THE INPUT —
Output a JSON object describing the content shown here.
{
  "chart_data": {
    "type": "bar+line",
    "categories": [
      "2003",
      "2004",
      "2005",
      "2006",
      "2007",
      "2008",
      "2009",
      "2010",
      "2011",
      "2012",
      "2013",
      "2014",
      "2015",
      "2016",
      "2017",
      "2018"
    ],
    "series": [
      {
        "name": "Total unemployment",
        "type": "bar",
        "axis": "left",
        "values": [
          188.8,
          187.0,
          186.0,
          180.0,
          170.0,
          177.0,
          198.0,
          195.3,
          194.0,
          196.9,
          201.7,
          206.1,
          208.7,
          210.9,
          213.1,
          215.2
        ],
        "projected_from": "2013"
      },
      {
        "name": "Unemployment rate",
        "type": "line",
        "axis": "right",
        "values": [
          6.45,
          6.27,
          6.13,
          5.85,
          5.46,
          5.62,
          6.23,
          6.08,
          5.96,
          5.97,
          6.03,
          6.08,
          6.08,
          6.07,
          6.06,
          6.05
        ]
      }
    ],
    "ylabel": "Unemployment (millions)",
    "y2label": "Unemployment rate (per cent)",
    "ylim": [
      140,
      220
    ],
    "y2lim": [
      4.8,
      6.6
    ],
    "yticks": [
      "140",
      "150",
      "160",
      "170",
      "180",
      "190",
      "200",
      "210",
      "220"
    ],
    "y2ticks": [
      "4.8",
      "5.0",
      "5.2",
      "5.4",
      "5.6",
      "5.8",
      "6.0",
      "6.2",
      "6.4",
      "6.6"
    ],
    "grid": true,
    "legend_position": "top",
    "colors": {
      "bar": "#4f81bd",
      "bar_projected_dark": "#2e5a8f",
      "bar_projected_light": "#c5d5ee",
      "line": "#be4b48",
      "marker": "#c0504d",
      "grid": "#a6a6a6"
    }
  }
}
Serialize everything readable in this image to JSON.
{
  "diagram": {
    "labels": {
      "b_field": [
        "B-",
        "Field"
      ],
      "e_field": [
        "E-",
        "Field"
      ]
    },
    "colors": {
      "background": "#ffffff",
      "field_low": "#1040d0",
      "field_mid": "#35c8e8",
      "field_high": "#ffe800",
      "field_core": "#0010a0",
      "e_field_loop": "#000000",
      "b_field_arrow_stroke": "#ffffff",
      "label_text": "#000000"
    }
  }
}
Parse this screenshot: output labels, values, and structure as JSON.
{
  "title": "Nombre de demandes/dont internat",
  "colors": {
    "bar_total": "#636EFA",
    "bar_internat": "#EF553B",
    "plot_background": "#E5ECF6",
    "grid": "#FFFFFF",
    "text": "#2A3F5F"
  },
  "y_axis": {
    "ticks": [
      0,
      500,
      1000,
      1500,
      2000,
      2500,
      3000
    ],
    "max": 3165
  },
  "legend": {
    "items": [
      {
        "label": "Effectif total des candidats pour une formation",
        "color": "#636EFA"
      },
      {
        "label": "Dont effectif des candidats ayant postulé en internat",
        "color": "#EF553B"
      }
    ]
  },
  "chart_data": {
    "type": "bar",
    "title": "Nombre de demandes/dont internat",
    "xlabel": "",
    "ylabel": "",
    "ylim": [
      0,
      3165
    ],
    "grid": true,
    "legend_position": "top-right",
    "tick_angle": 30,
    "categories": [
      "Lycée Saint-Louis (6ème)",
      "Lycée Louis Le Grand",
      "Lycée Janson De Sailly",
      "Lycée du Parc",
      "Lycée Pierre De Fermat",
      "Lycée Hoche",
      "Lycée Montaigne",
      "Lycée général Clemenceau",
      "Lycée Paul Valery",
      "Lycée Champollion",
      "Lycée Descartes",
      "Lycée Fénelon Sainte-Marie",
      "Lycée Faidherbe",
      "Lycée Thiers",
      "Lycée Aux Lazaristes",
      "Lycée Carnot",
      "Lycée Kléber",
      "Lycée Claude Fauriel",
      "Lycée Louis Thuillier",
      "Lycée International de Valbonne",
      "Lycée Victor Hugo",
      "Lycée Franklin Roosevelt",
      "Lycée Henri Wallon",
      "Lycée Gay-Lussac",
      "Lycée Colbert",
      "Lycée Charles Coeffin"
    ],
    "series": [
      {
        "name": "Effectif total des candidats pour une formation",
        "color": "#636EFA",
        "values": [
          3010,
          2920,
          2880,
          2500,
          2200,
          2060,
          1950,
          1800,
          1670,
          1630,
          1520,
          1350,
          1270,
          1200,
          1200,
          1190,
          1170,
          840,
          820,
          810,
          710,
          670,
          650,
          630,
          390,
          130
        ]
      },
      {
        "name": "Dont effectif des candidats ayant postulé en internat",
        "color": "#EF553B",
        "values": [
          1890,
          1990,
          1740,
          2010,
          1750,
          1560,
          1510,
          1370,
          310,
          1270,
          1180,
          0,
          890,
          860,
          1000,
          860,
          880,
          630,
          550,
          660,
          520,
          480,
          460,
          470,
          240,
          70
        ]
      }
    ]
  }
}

TO DO — Transcribe the records above exactly as they appear.

WRITTEN RESPONSE —
Output a JSON object describing the content shown here.
{
  "chart_data": {
    "type": "bar+line",
    "categories": [
      "2003",
      "2004",
      "2005",
      "2006",
      "2007",
      "2008",
      "2009",
      "2010",
      "2011",
      "2012",
      "2013",
      "2014",
      "2015",
      "2016",
      "2017",
      "2018"
    ],
    "series": [
      {
        "name": "Total unemployment",
        "type": "bar",
        "axis": "left",
        "values": [
          188.8,
          187.0,
          186.0,
          180.0,
          170.0,
          177.0,
          198.0,
          195.3,
          194.0,
          196.9,
          201.7,
          206.1,
          208.7,
          210.9,
          213.1,
          215.2
        ],
        "projected_from": "2013"
      },
      {
        "name": "Unemployment rate",
        "type": "line",
        "axis": "right",
        "values": [
          6.45,
          6.27,
          6.13,
          5.85,
          5.46,
          5.62,
          6.23,
          6.08,
          5.96,
          5.97,
          6.03,
          6.08,
          6.08,
          6.07,
          6.06,
          6.05
        ]
      }
    ],
    "ylabel": "Unemployment (millions)",
    "y2label": "Unemployment rate (per cent)",
    "ylim": [
      140,
      220
    ],
    "y2lim": [
      4.8,
      6.6
    ],
    "yticks": [
      "140",
      "150",
      "160",
      "170",
      "180",
      "190",
      "200",
      "210",
      "220"
    ],
    "y2ticks": [
      "4.8",
      "5.0",
      "5.2",
      "5.4",
      "5.6",
      "5.8",
      "6.0",
      "6.2",
      "6.4",
      "6.6"
    ],
    "grid": true,
    "legend_position": "top",
    "colors": {
      "bar": "#4f81bd",
      "bar_projected_dark": "#2e5a8f",
      "bar_projected_light": "#c5d5ee",
      "line": "#be4b48",
      "marker": "#c0504d",
      "grid": "#a6a6a6"
    }
  }
}
Serialize everything readable in this image to JSON.
{
  "diagram": {
    "labels": {
      "b_field": [
        "B-",
        "Field"
      ],
      "e_field": [
        "E-",
        "Field"
      ]
    },
    "colors": {
      "background": "#ffffff",
      "field_low": "#1040d0",
      "field_mid": "#35c8e8",
      "field_high": "#ffe800",
      "field_core": "#0010a0",
      "e_field_loop": "#000000",
      "b_field_arrow_stroke": "#ffffff",
      "label_text": "#000000"
    }
  }
}
Parse this screenshot: output labels, values, and structure as JSON.
{
  "title": "Nombre de demandes/dont internat",
  "colors": {
    "bar_total": "#636EFA",
    "bar_internat": "#EF553B",
    "plot_background": "#E5ECF6",
    "grid": "#FFFFFF",
    "text": "#2A3F5F"
  },
  "y_axis": {
    "ticks": [
      0,
      500,
      1000,
      1500,
      2000,
      2500,
      3000
    ],
    "max": 3165
  },
  "legend": {
    "items": [
      {
        "label": "Effectif total des candidats pour une formation",
        "color": "#636EFA"
      },
      {
        "label": "Dont effectif des candidats ayant postulé en internat",
        "color": "#EF553B"
      }
    ]
  },
  "chart_data": {
    "type": "bar",
    "title": "Nombre de demandes/dont internat",
    "xlabel": "",
    "ylabel": "",
    "ylim": [
      0,
      3165
    ],
    "grid": true,
    "legend_position": "top-right",
    "tick_angle": 30,
    "categories": [
      "Lycée Saint-Louis (6ème)",
      "Lycée Louis Le Grand",
      "Lycée Janson De Sailly",
      "Lycée du Parc",
      "Lycée Pierre De Fermat",
      "Lycée Hoche",
      "Lycée Montaigne",
      "Lycée général Clemenceau",
      "Lycée Paul Valery",
      "Lycée Champollion",
      "Lycée Descartes",
      "Lycée Fénelon Sainte-Marie",
      "Lycée Faidherbe",
      "Lycée Thiers",
      "Lycée Aux Lazaristes",
      "Lycée Carnot",
      "Lycée Kléber",
      "Lycée Claude Fauriel",
      "Lycée Louis Thuillier",
      "Lycée International de Valbonne",
      "Lycée Victor Hugo",
      "Lycée Franklin Roosevelt",
      "Lycée Henri Wallon",
      "Lycée Gay-Lussac",
      "Lycée Colbert",
      "Lycée Charles Coeffin"
    ],
    "series": [
      {
        "name": "Effectif total des candidats pour une formation",
        "color": "#636EFA",
        "values": [
          3010,
          2920,
          2880,
          2500,
          2200,
          2060,
          1950,
          1800,
          1670,
          1630,
          1520,
          1350,
          1270,
          1200,
          1200,
          1190,
          1170,
          840,
          820,
          810,
          710,
          670,
          650,
          630,
          390,
          130
        ]
      },
      {
        "name": "Dont effectif des candidats ayant postulé en internat",
        "color": "#EF553B",
        "values": [
          1890,
          1990,
          1740,
          2010,
          1750,
          1560,
          1510,
          1370,
          310,
          1270,
          1180,
          0,
          890,
          860,
          1000,
          860,
          880,
          630,
          550,
          660,
          520,
          480,
          460,
          470,
          240,
          70
        ]
      }
    ]
  }
}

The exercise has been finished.